Your objective
Go through the records and show each line where the word "Generic" occurs.

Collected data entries
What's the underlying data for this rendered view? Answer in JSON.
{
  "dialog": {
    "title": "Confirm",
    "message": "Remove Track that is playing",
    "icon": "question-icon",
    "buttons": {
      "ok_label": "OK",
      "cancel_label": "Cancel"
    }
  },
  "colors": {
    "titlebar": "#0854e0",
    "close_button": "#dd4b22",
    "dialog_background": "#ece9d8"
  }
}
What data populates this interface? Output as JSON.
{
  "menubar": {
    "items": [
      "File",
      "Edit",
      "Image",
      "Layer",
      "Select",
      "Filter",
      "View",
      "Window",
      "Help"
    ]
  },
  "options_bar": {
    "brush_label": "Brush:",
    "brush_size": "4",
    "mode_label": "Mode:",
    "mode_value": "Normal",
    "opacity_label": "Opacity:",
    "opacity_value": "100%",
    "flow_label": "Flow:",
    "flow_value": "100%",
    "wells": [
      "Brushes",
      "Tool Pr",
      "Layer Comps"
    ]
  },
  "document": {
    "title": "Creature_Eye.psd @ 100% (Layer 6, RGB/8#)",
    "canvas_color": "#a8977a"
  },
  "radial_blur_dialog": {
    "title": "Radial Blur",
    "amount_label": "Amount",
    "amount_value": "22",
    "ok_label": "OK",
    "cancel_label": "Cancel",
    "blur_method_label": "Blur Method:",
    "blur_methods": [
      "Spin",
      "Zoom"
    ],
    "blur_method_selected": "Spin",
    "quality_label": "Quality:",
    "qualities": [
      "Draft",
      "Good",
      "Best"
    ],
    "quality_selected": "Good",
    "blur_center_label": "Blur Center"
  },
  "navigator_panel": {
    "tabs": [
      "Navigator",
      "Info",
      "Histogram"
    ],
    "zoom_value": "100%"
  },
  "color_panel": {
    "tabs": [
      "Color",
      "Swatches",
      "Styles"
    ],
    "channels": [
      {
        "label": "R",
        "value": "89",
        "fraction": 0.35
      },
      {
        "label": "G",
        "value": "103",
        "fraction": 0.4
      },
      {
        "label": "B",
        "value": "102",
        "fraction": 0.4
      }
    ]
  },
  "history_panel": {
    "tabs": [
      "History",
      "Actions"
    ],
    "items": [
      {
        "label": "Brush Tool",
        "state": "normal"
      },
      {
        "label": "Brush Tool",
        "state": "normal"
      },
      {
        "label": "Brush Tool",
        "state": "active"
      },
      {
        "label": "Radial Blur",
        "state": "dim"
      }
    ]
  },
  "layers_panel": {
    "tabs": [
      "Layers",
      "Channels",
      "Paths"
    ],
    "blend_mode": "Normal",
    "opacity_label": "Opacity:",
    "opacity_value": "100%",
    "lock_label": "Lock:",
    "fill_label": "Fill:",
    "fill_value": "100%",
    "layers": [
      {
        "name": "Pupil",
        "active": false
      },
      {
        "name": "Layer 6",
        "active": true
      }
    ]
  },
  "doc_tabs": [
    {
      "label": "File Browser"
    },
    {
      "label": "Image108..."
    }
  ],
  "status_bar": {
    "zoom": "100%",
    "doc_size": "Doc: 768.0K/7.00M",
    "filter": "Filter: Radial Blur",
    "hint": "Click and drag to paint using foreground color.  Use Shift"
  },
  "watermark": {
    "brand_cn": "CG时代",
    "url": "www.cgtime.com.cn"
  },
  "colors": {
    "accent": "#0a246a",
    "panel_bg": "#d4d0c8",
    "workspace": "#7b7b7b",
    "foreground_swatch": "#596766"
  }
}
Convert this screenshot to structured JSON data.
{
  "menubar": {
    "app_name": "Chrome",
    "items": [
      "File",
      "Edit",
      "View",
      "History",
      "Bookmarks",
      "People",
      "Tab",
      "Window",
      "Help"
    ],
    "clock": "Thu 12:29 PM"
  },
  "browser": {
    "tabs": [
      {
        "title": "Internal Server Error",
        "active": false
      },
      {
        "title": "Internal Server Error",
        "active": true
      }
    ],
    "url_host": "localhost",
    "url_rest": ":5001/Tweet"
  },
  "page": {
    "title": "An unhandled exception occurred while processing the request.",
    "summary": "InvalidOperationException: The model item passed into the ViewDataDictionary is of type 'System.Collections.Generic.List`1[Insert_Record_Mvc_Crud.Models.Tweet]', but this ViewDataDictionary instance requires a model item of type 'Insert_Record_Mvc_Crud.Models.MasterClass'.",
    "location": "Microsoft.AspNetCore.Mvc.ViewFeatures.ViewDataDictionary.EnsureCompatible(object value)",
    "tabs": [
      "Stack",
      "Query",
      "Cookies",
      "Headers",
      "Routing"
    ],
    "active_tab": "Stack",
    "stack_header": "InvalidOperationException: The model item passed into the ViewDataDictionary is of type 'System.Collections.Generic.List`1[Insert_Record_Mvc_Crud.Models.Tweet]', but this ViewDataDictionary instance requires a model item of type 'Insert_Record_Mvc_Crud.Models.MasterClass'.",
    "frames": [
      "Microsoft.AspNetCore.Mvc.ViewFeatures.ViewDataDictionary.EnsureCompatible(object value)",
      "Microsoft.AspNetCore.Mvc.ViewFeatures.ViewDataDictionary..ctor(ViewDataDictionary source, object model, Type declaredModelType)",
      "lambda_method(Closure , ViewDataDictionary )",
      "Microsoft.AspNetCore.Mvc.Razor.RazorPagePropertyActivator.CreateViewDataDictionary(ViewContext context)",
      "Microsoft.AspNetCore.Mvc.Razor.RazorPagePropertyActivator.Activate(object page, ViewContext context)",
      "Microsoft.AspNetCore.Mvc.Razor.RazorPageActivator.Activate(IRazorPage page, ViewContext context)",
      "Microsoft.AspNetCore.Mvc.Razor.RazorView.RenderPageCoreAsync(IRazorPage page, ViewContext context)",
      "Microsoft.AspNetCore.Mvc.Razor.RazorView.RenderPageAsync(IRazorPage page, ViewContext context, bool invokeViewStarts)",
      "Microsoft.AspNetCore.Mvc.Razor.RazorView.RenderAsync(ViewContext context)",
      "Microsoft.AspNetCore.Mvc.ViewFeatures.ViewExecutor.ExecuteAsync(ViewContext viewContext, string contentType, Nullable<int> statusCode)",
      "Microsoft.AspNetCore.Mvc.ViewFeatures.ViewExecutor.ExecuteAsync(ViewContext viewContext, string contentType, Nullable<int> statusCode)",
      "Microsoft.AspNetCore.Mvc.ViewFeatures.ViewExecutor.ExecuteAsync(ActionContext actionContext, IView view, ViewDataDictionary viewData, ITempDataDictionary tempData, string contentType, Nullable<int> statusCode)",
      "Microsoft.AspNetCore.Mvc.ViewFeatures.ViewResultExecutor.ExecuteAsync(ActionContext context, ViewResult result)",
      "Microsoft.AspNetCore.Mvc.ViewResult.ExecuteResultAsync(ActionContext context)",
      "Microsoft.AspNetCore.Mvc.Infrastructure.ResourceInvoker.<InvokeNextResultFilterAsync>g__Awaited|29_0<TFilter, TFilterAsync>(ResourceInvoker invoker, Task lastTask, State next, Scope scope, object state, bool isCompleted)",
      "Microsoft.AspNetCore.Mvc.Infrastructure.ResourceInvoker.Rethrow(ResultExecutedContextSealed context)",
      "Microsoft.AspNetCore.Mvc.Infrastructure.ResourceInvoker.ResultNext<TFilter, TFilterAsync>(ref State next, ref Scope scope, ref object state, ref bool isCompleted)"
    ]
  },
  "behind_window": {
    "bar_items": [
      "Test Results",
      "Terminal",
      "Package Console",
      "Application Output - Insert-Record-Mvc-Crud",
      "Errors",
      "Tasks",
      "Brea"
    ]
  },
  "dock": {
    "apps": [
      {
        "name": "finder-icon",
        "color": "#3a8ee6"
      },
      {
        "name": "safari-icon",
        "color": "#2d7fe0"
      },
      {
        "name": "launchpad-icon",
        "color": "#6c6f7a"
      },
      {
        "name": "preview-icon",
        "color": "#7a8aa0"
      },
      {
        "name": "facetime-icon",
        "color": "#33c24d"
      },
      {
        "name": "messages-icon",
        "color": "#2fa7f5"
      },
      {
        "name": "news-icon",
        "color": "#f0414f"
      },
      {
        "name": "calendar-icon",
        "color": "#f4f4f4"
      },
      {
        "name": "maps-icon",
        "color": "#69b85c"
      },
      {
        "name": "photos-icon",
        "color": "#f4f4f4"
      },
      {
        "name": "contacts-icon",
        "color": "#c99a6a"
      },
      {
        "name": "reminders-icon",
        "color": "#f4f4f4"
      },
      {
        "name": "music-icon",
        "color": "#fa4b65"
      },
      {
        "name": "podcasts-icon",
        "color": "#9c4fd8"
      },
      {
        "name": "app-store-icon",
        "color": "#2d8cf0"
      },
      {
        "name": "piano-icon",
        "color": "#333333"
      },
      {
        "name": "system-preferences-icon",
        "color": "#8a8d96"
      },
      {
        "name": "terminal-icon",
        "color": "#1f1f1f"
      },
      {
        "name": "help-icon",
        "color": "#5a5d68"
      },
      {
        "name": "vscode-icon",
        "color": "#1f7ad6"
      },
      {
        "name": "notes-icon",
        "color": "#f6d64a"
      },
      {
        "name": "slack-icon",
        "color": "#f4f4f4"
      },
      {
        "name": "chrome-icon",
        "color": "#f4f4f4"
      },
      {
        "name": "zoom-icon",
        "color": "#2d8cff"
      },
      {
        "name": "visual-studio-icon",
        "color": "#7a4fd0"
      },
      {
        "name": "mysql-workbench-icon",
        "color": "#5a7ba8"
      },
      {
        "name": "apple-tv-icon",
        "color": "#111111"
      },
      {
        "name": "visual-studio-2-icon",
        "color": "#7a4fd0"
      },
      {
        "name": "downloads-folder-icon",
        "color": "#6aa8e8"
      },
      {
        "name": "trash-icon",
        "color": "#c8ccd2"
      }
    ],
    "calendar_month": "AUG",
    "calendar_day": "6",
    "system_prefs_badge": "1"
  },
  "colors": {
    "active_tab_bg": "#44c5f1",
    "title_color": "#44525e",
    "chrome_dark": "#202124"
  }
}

Answer
    "summary": "InvalidOperationException: The model item passed into the ViewDataDictionary is of type 'System.Collections.Generic.List`1[Insert_Record_Mvc_Crud.Models.Tweet]', but this ViewDataDictionary instance requires a model item of type 'Insert_Record_Mvc_Crud.Models.MasterClass'.",
    "stack_header": "InvalidOperationException: The model item passed into the ViewDataDictionary is of type 'System.Collections.Generic.List`1[Insert_Record_Mvc_Crud.Models.Tweet]', but this ViewDataDictionary instance requires a model item of type 'Insert_Record_Mvc_Crud.Models.MasterClass'.",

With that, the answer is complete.